#### Given exercise:
Search the data below for "Formulación"; list each line that holds it.

#### Task inputs:
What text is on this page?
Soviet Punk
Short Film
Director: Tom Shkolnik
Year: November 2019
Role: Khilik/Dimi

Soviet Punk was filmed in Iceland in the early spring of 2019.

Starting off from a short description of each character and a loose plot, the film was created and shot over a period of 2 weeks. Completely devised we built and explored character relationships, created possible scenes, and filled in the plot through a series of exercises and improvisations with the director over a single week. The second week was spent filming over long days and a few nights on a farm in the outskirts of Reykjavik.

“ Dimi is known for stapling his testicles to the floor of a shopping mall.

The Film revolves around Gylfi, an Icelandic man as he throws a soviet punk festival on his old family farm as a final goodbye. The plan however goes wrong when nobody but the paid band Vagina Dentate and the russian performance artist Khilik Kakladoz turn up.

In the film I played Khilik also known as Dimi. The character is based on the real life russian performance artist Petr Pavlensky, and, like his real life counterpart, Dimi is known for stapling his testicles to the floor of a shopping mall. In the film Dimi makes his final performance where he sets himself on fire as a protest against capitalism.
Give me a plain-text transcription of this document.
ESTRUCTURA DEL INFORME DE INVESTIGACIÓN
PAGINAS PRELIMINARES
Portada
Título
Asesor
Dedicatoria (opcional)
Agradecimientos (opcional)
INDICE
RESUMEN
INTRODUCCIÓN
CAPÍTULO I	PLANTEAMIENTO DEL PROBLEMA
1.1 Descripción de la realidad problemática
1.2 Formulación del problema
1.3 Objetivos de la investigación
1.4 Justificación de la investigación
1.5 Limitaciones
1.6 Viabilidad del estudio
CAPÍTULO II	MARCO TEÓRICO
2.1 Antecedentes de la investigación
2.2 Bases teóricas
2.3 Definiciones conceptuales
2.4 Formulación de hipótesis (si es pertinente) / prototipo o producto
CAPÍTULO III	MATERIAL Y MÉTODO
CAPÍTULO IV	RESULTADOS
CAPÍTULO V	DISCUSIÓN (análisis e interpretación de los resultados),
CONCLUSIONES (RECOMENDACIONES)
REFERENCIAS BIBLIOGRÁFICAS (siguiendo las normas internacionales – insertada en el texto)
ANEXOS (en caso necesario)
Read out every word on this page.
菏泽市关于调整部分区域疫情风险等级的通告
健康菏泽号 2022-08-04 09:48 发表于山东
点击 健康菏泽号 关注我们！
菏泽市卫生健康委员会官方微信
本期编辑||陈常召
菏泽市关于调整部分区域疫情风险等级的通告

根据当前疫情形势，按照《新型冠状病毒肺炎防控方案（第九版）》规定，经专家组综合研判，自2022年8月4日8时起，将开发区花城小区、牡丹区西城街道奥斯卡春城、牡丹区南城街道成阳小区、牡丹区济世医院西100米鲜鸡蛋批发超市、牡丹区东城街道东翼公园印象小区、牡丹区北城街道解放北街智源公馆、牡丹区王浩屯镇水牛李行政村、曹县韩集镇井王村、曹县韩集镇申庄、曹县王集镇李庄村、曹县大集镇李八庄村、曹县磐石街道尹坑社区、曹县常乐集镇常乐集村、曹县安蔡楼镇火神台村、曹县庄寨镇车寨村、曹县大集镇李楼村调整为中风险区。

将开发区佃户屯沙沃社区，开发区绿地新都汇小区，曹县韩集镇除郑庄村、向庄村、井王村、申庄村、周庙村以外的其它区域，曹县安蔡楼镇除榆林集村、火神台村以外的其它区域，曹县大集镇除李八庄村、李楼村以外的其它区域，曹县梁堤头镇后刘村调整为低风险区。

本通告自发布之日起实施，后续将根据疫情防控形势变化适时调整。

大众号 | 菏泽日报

#### Output:
1.2 Formulación del problema
2.4 Formulación de hipótesis (si es pertinente) / prototipo o producto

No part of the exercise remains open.